Dataset items:
***

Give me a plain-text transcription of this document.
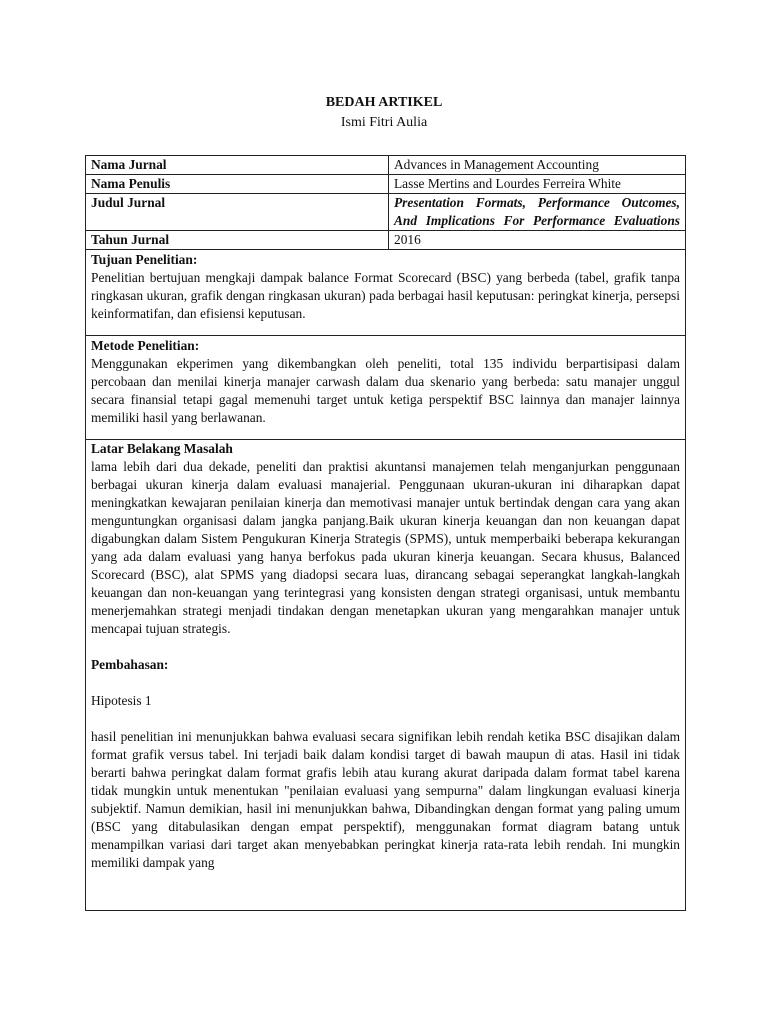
BEDAH ARTIKEL
Ismi Fitri Aulia
Nama Jurnal	Advances in Management Accounting
Nama Penulis	Lasse Mertins and Lourdes Ferreira White
Judul Jurnal	Presentation Formats, Performance Outcomes, And Implications For Performance Evaluations
Tahun Jurnal	2016

Tujuan Penelitian:

Penelitian bertujuan mengkaji dampak balance Format Scorecard (BSC) yang berbeda (tabel, grafik tanpa ringkasan ukuran, grafik dengan ringkasan ukuran) pada berbagai hasil keputusan: peringkat kinerja, persepsi keinformatifan, dan efisiensi keputusan.	

Metode Penelitian:

Menggunakan ekperimen yang dikembangkan oleh peneliti, total 135 individu berpartisipasi dalam percobaan dan menilai kinerja manajer carwash dalam dua skenario yang berbeda: satu manajer unggul secara finansial tetapi gagal memenuhi target untuk ketiga perspektif BSC lainnya dan manajer lainnya memiliki hasil yang berlawanan.	

Latar Belakang Masalah

lama lebih dari dua dekade, peneliti dan praktisi akuntansi manajemen telah menganjurkan penggunaan berbagai ukuran kinerja dalam evaluasi manajerial. Penggunaan ukuran-ukuran ini diharapkan dapat meningkatkan kewajaran penilaian kinerja dan memotivasi manajer untuk bertindak dengan cara yang akan menguntungkan organisasi dalam jangka panjang.Baik ukuran kinerja keuangan dan non keuangan dapat digabungkan dalam Sistem Pengukuran Kinerja Strategis (SPMS), untuk memperbaiki beberapa kekurangan yang ada dalam evaluasi yang hanya berfokus pada ukuran kinerja keuangan. Secara khusus, Balanced Scorecard (BSC), alat SPMS yang diadopsi secara luas, dirancang sebagai seperangkat langkah-langkah keuangan dan non-keuangan yang terintegrasi yang konsisten dengan strategi organisasi, untuk membantu menerjemahkan strategi menjadi tindakan dengan menetapkan ukuran yang mengarahkan manajer untuk mencapai tujuan strategis.

Pembahasan:
Hipotesis 1

hasil penelitian ini menunjukkan bahwa evaluasi secara signifikan lebih rendah ketika BSC disajikan dalam format grafik versus tabel. Ini terjadi baik dalam kondisi target di bawah maupun di atas. Hasil ini tidak berarti bahwa peringkat dalam format grafis lebih atau kurang akurat daripada dalam format tabel karena tidak mungkin untuk menentukan "penilaian evaluasi yang sempurna" dalam lingkungan evaluasi kinerja subjektif. Namun demikian, hasil ini menunjukkan bahwa, Dibandingkan dengan format yang paling umum (BSC yang ditabulasikan dengan empat perspektif), menggunakan format diagram batang untuk menampilkan variasi dari target akan menyebabkan peringkat kinerja rata-rata lebih rendah. Ini mungkin memiliki dampak yang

***

* **Goal**
Copy each line of the records above that carries the word "Nama".

* **Output below**
Nama Jurnal	Advances in Management Accounting
Nama Penulis	Lasse Mertins and Lourdes Ferreira White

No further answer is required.